Box annotation data

——————

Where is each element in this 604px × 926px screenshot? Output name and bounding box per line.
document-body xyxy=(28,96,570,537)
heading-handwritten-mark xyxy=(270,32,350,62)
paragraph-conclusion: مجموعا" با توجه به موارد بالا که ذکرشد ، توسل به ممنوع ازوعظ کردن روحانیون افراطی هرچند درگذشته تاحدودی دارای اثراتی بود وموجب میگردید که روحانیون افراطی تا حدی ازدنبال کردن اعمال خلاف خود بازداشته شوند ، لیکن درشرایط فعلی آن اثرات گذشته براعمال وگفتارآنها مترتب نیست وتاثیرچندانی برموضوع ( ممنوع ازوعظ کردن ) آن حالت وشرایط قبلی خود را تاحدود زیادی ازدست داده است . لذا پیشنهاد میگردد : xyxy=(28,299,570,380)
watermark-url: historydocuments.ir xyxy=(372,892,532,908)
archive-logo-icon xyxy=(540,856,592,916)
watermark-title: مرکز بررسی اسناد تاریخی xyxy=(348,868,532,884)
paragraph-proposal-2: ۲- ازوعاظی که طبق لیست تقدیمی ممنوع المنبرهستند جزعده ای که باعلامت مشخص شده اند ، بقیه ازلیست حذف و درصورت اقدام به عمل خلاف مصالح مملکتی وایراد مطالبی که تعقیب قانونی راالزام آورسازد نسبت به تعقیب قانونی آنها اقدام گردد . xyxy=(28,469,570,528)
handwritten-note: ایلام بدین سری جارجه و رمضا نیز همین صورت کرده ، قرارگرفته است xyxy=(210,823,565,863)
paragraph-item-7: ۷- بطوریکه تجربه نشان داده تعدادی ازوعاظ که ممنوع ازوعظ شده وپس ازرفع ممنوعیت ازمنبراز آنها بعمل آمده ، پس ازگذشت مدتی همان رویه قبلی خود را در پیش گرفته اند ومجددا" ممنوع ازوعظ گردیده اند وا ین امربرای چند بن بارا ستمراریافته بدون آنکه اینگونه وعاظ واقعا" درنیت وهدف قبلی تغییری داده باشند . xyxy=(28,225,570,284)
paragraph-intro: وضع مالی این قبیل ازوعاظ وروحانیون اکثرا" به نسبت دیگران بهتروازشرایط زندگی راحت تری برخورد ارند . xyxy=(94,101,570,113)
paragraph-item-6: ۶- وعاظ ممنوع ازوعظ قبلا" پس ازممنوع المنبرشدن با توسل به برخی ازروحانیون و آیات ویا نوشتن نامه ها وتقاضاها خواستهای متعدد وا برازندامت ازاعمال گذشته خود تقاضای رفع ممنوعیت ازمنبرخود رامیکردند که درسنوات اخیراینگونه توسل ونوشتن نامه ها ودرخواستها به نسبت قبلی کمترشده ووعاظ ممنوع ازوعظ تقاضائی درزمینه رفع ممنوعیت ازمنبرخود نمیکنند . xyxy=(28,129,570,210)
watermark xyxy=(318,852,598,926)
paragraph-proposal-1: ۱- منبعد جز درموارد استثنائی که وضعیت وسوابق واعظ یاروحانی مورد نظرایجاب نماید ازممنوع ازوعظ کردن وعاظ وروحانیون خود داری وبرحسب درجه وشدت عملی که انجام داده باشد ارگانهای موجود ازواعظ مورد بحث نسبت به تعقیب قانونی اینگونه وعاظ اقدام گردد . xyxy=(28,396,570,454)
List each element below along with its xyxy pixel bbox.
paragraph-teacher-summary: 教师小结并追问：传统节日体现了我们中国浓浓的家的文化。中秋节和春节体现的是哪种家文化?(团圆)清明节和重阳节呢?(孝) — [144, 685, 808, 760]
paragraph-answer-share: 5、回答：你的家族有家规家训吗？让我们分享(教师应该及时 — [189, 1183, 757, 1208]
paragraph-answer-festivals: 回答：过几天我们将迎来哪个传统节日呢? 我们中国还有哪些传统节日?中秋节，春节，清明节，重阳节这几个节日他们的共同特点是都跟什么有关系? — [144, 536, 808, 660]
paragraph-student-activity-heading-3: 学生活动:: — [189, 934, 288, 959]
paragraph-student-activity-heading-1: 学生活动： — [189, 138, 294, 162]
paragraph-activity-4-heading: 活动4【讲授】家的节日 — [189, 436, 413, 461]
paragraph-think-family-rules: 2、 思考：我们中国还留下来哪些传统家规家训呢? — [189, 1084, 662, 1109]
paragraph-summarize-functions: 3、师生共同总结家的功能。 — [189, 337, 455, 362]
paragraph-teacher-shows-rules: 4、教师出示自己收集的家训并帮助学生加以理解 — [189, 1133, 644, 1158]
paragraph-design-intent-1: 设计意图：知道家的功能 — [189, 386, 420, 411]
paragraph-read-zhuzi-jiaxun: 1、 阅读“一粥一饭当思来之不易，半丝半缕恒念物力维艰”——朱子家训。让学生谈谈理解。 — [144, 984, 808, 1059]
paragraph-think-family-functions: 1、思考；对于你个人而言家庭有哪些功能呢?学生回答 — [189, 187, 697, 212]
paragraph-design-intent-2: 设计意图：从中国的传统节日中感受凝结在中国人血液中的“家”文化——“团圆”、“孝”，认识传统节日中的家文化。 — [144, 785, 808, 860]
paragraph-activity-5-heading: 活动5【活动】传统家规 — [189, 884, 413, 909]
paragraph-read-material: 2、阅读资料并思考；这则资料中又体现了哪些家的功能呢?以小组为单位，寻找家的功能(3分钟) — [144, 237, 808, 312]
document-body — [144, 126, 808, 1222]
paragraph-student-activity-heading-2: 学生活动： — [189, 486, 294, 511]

——————

▶ **Given problem**: Transcribe every line of the records above without changing anything.

▶ **Response**:
Where is each element in this 604px × 926px screenshot? Output name and bounding box per line.
document-body xyxy=(28,96,570,537)
heading-handwritten-mark xyxy=(270,32,350,62)
paragraph-conclusion: مجموعا" با توجه به موارد بالا که ذکرشد ، توسل به ممنوع ازوعظ کردن روحانیون افراطی هرچند درگذشته تاحدودی دارای اثراتی بود وموجب میگردید که روحانیون افراطی تا حدی ازدنبال کردن اعمال خلاف خود بازداشته شوند ، لیکن درشرایط فعلی آن اثرات گذشته براعمال وگفتارآنها مترتب نیست وتاثیرچندانی برموضوع ( ممنوع ازوعظ کردن ) آن حالت وشرایط قبلی خود را تاحدود زیادی ازدست داده است . لذا پیشنهاد میگردد : xyxy=(28,299,570,380)
watermark-url: historydocuments.ir xyxy=(372,892,532,908)
archive-logo-icon xyxy=(540,856,592,916)
watermark-title: مرکز بررسی اسناد تاریخی xyxy=(348,868,532,884)
paragraph-proposal-2: ۲- ازوعاظی که طبق لیست تقدیمی ممنوع المنبرهستند جزعده ای که باعلامت مشخص شده اند ، بقیه ازلیست حذف و درصورت اقدام به عمل خلاف مصالح مملکتی وایراد مطالبی که تعقیب قانونی راالزام آورسازد نسبت به تعقیب قانونی آنها اقدام گردد . xyxy=(28,469,570,528)
handwritten-note: ایلام بدین سری جارجه و رمضا نیز همین صورت کرده ، قرارگرفته است xyxy=(210,823,565,863)
paragraph-item-7: ۷- بطوریکه تجربه نشان داده تعدادی ازوعاظ که ممنوع ازوعظ شده وپس ازرفع ممنوعیت ازمنبراز آنها بعمل آمده ، پس ازگذشت مدتی همان رویه قبلی خود را در پیش گرفته اند ومجددا" ممنوع ازوعظ گردیده اند وا ین امربرای چند بن بارا ستمراریافته بدون آنکه اینگونه وعاظ واقعا" درنیت وهدف قبلی تغییری داده باشند . xyxy=(28,225,570,284)
paragraph-intro: وضع مالی این قبیل ازوعاظ وروحانیون اکثرا" به نسبت دیگران بهتروازشرایط زندگی راحت تری برخورد ارند . xyxy=(94,101,570,113)
paragraph-item-6: ۶- وعاظ ممنوع ازوعظ قبلا" پس ازممنوع المنبرشدن با توسل به برخی ازروحانیون و آیات ویا نوشتن نامه ها وتقاضاها خواستهای متعدد وا برازندامت ازاعمال گذشته خود تقاضای رفع ممنوعیت ازمنبرخود رامیکردند که درسنوات اخیراینگونه توسل ونوشتن نامه ها ودرخواستها به نسبت قبلی کمترشده ووعاظ ممنوع ازوعظ تقاضائی درزمینه رفع ممنوعیت ازمنبرخود نمیکنند . xyxy=(28,129,570,210)
watermark xyxy=(318,852,598,926)
paragraph-proposal-1: ۱- منبعد جز درموارد استثنائی که وضعیت وسوابق واعظ یاروحانی مورد نظرایجاب نماید ازممنوع ازوعظ کردن وعاظ وروحانیون خود داری وبرحسب درجه وشدت عملی که انجام داده باشد ارگانهای موجود ازواعظ مورد بحث نسبت به تعقیب قانونی اینگونه وعاظ اقدام گردد . xyxy=(28,396,570,454)
List each element below along with its xyxy pixel bbox.
paragraph-teacher-summary: 教师小结并追问：传统节日体现了我们中国浓浓的家的文化。中秋节和春节体现的是哪种家文化?(团圆)清明节和重阳节呢?(孝) — [144, 685, 808, 760]
paragraph-answer-share: 5、回答：你的家族有家规家训吗？让我们分享(教师应该及时 — [189, 1183, 757, 1208]
paragraph-answer-festivals: 回答：过几天我们将迎来哪个传统节日呢? 我们中国还有哪些传统节日?中秋节，春节，清明节，重阳节这几个节日他们的共同特点是都跟什么有关系? — [144, 536, 808, 660]
paragraph-student-activity-heading-3: 学生活动:: — [189, 934, 288, 959]
paragraph-student-activity-heading-1: 学生活动： — [189, 138, 294, 162]
paragraph-activity-4-heading: 活动4【讲授】家的节日 — [189, 436, 413, 461]
paragraph-think-family-rules: 2、 思考：我们中国还留下来哪些传统家规家训呢? — [189, 1084, 662, 1109]
paragraph-summarize-functions: 3、师生共同总结家的功能。 — [189, 337, 455, 362]
paragraph-teacher-shows-rules: 4、教师出示自己收集的家训并帮助学生加以理解 — [189, 1133, 644, 1158]
paragraph-design-intent-1: 设计意图：知道家的功能 — [189, 386, 420, 411]
paragraph-read-zhuzi-jiaxun: 1、 阅读“一粥一饭当思来之不易，半丝半缕恒念物力维艰”——朱子家训。让学生谈谈理解。 — [144, 984, 808, 1059]
paragraph-think-family-functions: 1、思考；对于你个人而言家庭有哪些功能呢?学生回答 — [189, 187, 697, 212]
paragraph-design-intent-2: 设计意图：从中国的传统节日中感受凝结在中国人血液中的“家”文化——“团圆”、“孝”，认识传统节日中的家文化。 — [144, 785, 808, 860]
paragraph-activity-5-heading: 活动5【活动】传统家规 — [189, 884, 413, 909]
paragraph-read-material: 2、阅读资料并思考；这则资料中又体现了哪些家的功能呢?以小组为单位，寻找家的功能(3分钟) — [144, 237, 808, 312]
document-body — [144, 126, 808, 1222]
paragraph-student-activity-heading-2: 学生活动： — [189, 486, 294, 511]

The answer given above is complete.